YOUR INSTRUCTIONS - Transcribe every record that appears below, exactly and in full.

EXTRACTED INFORMATION -
** begin **

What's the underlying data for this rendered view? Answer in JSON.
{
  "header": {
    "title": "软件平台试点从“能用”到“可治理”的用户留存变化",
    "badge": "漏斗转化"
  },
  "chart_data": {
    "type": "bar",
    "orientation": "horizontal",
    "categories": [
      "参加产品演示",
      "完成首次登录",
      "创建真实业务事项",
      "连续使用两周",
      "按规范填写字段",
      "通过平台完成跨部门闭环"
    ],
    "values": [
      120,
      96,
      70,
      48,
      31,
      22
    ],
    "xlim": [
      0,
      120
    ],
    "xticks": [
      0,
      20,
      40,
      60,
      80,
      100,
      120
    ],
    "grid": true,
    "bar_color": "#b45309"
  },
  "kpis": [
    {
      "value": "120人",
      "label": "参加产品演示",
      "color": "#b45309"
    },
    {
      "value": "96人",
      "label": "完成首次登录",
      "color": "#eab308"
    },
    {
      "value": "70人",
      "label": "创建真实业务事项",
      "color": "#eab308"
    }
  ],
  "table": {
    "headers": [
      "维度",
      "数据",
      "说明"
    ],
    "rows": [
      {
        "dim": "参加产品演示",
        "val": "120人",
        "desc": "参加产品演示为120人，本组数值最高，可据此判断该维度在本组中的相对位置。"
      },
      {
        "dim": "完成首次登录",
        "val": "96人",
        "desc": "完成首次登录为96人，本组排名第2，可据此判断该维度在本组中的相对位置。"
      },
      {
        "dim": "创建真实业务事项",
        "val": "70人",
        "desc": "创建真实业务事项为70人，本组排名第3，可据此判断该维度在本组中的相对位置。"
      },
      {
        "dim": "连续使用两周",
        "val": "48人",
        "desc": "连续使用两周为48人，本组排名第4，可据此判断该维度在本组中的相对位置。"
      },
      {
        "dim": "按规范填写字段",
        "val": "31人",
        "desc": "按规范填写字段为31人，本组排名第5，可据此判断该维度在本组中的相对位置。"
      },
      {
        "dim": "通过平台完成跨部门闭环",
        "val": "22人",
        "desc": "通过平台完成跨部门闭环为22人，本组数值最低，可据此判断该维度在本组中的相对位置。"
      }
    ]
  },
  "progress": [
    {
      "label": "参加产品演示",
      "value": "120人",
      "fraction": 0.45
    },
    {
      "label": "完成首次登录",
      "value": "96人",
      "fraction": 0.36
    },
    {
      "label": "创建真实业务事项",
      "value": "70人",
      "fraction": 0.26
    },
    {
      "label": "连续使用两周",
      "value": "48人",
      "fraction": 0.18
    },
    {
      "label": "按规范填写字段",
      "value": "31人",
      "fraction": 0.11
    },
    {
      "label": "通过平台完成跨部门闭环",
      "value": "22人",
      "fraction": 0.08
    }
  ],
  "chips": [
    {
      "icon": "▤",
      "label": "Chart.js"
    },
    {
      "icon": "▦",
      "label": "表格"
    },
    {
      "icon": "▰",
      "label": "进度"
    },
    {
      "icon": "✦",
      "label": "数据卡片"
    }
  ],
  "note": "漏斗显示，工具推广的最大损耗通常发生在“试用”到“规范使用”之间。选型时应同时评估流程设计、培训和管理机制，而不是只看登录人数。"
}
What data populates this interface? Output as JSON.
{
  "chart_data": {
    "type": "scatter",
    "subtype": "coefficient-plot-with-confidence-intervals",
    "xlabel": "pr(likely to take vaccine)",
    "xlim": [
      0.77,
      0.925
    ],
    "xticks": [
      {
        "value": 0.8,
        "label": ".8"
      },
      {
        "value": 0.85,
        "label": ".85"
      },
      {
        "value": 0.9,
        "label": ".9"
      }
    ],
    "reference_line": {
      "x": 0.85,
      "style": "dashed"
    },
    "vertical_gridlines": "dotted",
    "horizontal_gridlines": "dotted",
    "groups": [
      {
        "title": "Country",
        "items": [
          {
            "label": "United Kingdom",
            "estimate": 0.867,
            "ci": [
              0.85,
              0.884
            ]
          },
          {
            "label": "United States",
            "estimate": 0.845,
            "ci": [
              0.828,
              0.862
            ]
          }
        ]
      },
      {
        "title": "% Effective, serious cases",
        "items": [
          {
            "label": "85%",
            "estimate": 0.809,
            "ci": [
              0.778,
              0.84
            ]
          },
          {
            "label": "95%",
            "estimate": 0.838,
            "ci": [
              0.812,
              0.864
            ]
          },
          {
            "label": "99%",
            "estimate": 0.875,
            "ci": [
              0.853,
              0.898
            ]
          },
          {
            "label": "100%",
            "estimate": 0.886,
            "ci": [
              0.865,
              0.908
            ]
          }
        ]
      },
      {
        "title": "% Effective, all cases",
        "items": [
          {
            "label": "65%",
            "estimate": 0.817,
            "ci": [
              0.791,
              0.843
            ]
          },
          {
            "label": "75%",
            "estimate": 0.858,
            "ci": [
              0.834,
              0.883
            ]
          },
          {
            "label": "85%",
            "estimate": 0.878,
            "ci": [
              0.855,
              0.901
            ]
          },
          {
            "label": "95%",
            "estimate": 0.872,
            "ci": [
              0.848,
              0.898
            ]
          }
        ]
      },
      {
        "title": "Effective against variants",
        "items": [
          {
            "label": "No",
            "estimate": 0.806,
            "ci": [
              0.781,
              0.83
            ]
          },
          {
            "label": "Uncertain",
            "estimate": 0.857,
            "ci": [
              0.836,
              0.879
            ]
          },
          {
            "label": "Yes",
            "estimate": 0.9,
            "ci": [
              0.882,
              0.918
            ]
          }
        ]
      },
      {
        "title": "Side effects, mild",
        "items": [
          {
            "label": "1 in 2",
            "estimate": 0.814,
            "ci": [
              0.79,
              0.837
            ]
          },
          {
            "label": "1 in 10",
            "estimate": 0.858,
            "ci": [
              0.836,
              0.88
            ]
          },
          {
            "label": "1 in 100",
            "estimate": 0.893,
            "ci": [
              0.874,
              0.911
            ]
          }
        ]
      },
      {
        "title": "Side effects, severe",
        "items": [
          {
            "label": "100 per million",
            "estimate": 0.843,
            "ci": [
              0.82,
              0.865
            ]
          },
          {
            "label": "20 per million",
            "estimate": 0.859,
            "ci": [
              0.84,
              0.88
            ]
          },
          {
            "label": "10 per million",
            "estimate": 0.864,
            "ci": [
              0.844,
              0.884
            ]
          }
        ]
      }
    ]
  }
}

** end **

ANSWER BELOW -
What's the underlying data for this rendered view? Answer in JSON.
{
  "header": {
    "title": "软件平台试点从“能用”到“可治理”的用户留存变化",
    "badge": "漏斗转化"
  },
  "chart_data": {
    "type": "bar",
    "orientation": "horizontal",
    "categories": [
      "参加产品演示",
      "完成首次登录",
      "创建真实业务事项",
      "连续使用两周",
      "按规范填写字段",
      "通过平台完成跨部门闭环"
    ],
    "values": [
      120,
      96,
      70,
      48,
      31,
      22
    ],
    "xlim": [
      0,
      120
    ],
    "xticks": [
      0,
      20,
      40,
      60,
      80,
      100,
      120
    ],
    "grid": true,
    "bar_color": "#b45309"
  },
  "kpis": [
    {
      "value": "120人",
      "label": "参加产品演示",
      "color": "#b45309"
    },
    {
      "value": "96人",
      "label": "完成首次登录",
      "color": "#eab308"
    },
    {
      "value": "70人",
      "label": "创建真实业务事项",
      "color": "#eab308"
    }
  ],
  "table": {
    "headers": [
      "维度",
      "数据",
      "说明"
    ],
    "rows": [
      {
        "dim": "参加产品演示",
        "val": "120人",
        "desc": "参加产品演示为120人，本组数值最高，可据此判断该维度在本组中的相对位置。"
      },
      {
        "dim": "完成首次登录",
        "val": "96人",
        "desc": "完成首次登录为96人，本组排名第2，可据此判断该维度在本组中的相对位置。"
      },
      {
        "dim": "创建真实业务事项",
        "val": "70人",
        "desc": "创建真实业务事项为70人，本组排名第3，可据此判断该维度在本组中的相对位置。"
      },
      {
        "dim": "连续使用两周",
        "val": "48人",
        "desc": "连续使用两周为48人，本组排名第4，可据此判断该维度在本组中的相对位置。"
      },
      {
        "dim": "按规范填写字段",
        "val": "31人",
        "desc": "按规范填写字段为31人，本组排名第5，可据此判断该维度在本组中的相对位置。"
      },
      {
        "dim": "通过平台完成跨部门闭环",
        "val": "22人",
        "desc": "通过平台完成跨部门闭环为22人，本组数值最低，可据此判断该维度在本组中的相对位置。"
      }
    ]
  },
  "progress": [
    {
      "label": "参加产品演示",
      "value": "120人",
      "fraction": 0.45
    },
    {
      "label": "完成首次登录",
      "value": "96人",
      "fraction": 0.36
    },
    {
      "label": "创建真实业务事项",
      "value": "70人",
      "fraction": 0.26
    },
    {
      "label": "连续使用两周",
      "value": "48人",
      "fraction": 0.18
    },
    {
      "label": "按规范填写字段",
      "value": "31人",
      "fraction": 0.11
    },
    {
      "label": "通过平台完成跨部门闭环",
      "value": "22人",
      "fraction": 0.08
    }
  ],
  "chips": [
    {
      "icon": "▤",
      "label": "Chart.js"
    },
    {
      "icon": "▦",
      "label": "表格"
    },
    {
      "icon": "▰",
      "label": "进度"
    },
    {
      "icon": "✦",
      "label": "数据卡片"
    }
  ],
  "note": "漏斗显示，工具推广的最大损耗通常发生在“试用”到“规范使用”之间。选型时应同时评估流程设计、培训和管理机制，而不是只看登录人数。"
}
What data populates this interface? Output as JSON.
{
  "chart_data": {
    "type": "scatter",
    "subtype": "coefficient-plot-with-confidence-intervals",
    "xlabel": "pr(likely to take vaccine)",
    "xlim": [
      0.77,
      0.925
    ],
    "xticks": [
      {
        "value": 0.8,
        "label": ".8"
      },
      {
        "value": 0.85,
        "label": ".85"
      },
      {
        "value": 0.9,
        "label": ".9"
      }
    ],
    "reference_line": {
      "x": 0.85,
      "style": "dashed"
    },
    "vertical_gridlines": "dotted",
    "horizontal_gridlines": "dotted",
    "groups": [
      {
        "title": "Country",
        "items": [
          {
            "label": "United Kingdom",
            "estimate": 0.867,
            "ci": [
              0.85,
              0.884
            ]
          },
          {
            "label": "United States",
            "estimate": 0.845,
            "ci": [
              0.828,
              0.862
            ]
          }
        ]
      },
      {
        "title": "% Effective, serious cases",
        "items": [
          {
            "label": "85%",
            "estimate": 0.809,
            "ci": [
              0.778,
              0.84
            ]
          },
          {
            "label": "95%",
            "estimate": 0.838,
            "ci": [
              0.812,
              0.864
            ]
          },
          {
            "label": "99%",
            "estimate": 0.875,
            "ci": [
              0.853,
              0.898
            ]
          },
          {
            "label": "100%",
            "estimate": 0.886,
            "ci": [
              0.865,
              0.908
            ]
          }
        ]
      },
      {
        "title": "% Effective, all cases",
        "items": [
          {
            "label": "65%",
            "estimate": 0.817,
            "ci": [
              0.791,
              0.843
            ]
          },
          {
            "label": "75%",
            "estimate": 0.858,
            "ci": [
              0.834,
              0.883
            ]
          },
          {
            "label": "85%",
            "estimate": 0.878,
            "ci": [
              0.855,
              0.901
            ]
          },
          {
            "label": "95%",
            "estimate": 0.872,
            "ci": [
              0.848,
              0.898
            ]
          }
        ]
      },
      {
        "title": "Effective against variants",
        "items": [
          {
            "label": "No",
            "estimate": 0.806,
            "ci": [
              0.781,
              0.83
            ]
          },
          {
            "label": "Uncertain",
            "estimate": 0.857,
            "ci": [
              0.836,
              0.879
            ]
          },
          {
            "label": "Yes",
            "estimate": 0.9,
            "ci": [
              0.882,
              0.918
            ]
          }
        ]
      },
      {
        "title": "Side effects, mild",
        "items": [
          {
            "label": "1 in 2",
            "estimate": 0.814,
            "ci": [
              0.79,
              0.837
            ]
          },
          {
            "label": "1 in 10",
            "estimate": 0.858,
            "ci": [
              0.836,
              0.88
            ]
          },
          {
            "label": "1 in 100",
            "estimate": 0.893,
            "ci": [
              0.874,
              0.911
            ]
          }
        ]
      },
      {
        "title": "Side effects, severe",
        "items": [
          {
            "label": "100 per million",
            "estimate": 0.843,
            "ci": [
              0.82,
              0.865
            ]
          },
          {
            "label": "20 per million",
            "estimate": 0.859,
            "ci": [
              0.84,
              0.88
            ]
          },
          {
            "label": "10 per million",
            "estimate": 0.864,
            "ci": [
              0.844,
              0.884
            ]
          }
        ]
      }
    ]
  }
}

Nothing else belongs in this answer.